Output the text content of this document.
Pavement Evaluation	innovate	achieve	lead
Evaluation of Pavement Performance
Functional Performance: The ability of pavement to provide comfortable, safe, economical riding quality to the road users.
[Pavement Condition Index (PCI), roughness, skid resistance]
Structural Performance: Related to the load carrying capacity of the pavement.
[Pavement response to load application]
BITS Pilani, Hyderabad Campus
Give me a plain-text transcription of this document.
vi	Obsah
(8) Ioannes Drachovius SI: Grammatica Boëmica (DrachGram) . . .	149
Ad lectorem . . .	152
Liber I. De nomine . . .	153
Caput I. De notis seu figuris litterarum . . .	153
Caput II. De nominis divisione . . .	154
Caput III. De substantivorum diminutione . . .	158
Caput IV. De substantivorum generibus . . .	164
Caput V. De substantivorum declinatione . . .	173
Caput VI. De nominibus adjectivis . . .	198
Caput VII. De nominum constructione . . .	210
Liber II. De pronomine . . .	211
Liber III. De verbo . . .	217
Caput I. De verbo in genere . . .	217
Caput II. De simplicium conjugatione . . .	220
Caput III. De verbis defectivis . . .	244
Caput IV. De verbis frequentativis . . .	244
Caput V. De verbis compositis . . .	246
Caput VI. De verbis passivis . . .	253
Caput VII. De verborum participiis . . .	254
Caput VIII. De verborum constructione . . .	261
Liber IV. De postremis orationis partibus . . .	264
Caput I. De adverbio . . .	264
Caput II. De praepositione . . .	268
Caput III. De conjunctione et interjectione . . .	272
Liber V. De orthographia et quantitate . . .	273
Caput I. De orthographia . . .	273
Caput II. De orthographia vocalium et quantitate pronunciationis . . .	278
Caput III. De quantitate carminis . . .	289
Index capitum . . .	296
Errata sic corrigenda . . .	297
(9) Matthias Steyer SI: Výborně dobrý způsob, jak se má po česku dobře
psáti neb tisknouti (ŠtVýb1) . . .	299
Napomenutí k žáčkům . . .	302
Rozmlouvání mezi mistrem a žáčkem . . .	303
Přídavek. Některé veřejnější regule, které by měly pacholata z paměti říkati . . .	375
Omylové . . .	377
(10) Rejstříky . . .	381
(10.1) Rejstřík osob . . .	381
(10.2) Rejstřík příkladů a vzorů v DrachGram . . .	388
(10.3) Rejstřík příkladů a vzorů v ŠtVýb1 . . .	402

▶ _Exercise_
Copy all data exactly, start to finish.

▶ _The reply_
Output the text content of this document.
Pavement Evaluation	innovate	achieve	lead
Evaluation of Pavement Performance
Functional Performance: The ability of pavement to provide comfortable, safe, economical riding quality to the road users.
[Pavement Condition Index (PCI), roughness, skid resistance]
Structural Performance: Related to the load carrying capacity of the pavement.
[Pavement response to load application]
BITS Pilani, Hyderabad Campus
Give me a plain-text transcription of this document.
vi	Obsah
(8) Ioannes Drachovius SI: Grammatica Boëmica (DrachGram) . . .	149
Ad lectorem . . .	152
Liber I. De nomine . . .	153
Caput I. De notis seu figuris litterarum . . .	153
Caput II. De nominis divisione . . .	154
Caput III. De substantivorum diminutione . . .	158
Caput IV. De substantivorum generibus . . .	164
Caput V. De substantivorum declinatione . . .	173
Caput VI. De nominibus adjectivis . . .	198
Caput VII. De nominum constructione . . .	210
Liber II. De pronomine . . .	211
Liber III. De verbo . . .	217
Caput I. De verbo in genere . . .	217
Caput II. De simplicium conjugatione . . .	220
Caput III. De verbis defectivis . . .	244
Caput IV. De verbis frequentativis . . .	244
Caput V. De verbis compositis . . .	246
Caput VI. De verbis passivis . . .	253
Caput VII. De verborum participiis . . .	254
Caput VIII. De verborum constructione . . .	261
Liber IV. De postremis orationis partibus . . .	264
Caput I. De adverbio . . .	264
Caput II. De praepositione . . .	268
Caput III. De conjunctione et interjectione . . .	272
Liber V. De orthographia et quantitate . . .	273
Caput I. De orthographia . . .	273
Caput II. De orthographia vocalium et quantitate pronunciationis . . .	278
Caput III. De quantitate carminis . . .	289
Index capitum . . .	296
Errata sic corrigenda . . .	297
(9) Matthias Steyer SI: Výborně dobrý způsob, jak se má po česku dobře
psáti neb tisknouti (ŠtVýb1) . . .	299
Napomenutí k žáčkům . . .	302
Rozmlouvání mezi mistrem a žáčkem . . .	303
Přídavek. Některé veřejnější regule, které by měly pacholata z paměti říkati . . .	375
Omylové . . .	377
(10) Rejstříky . . .	381
(10.1) Rejstřík osob . . .	381
(10.2) Rejstřík příkladů a vzorů v DrachGram . . .	388
(10.3) Rejstřík příkladů a vzorů v ŠtVýb1 . . .	402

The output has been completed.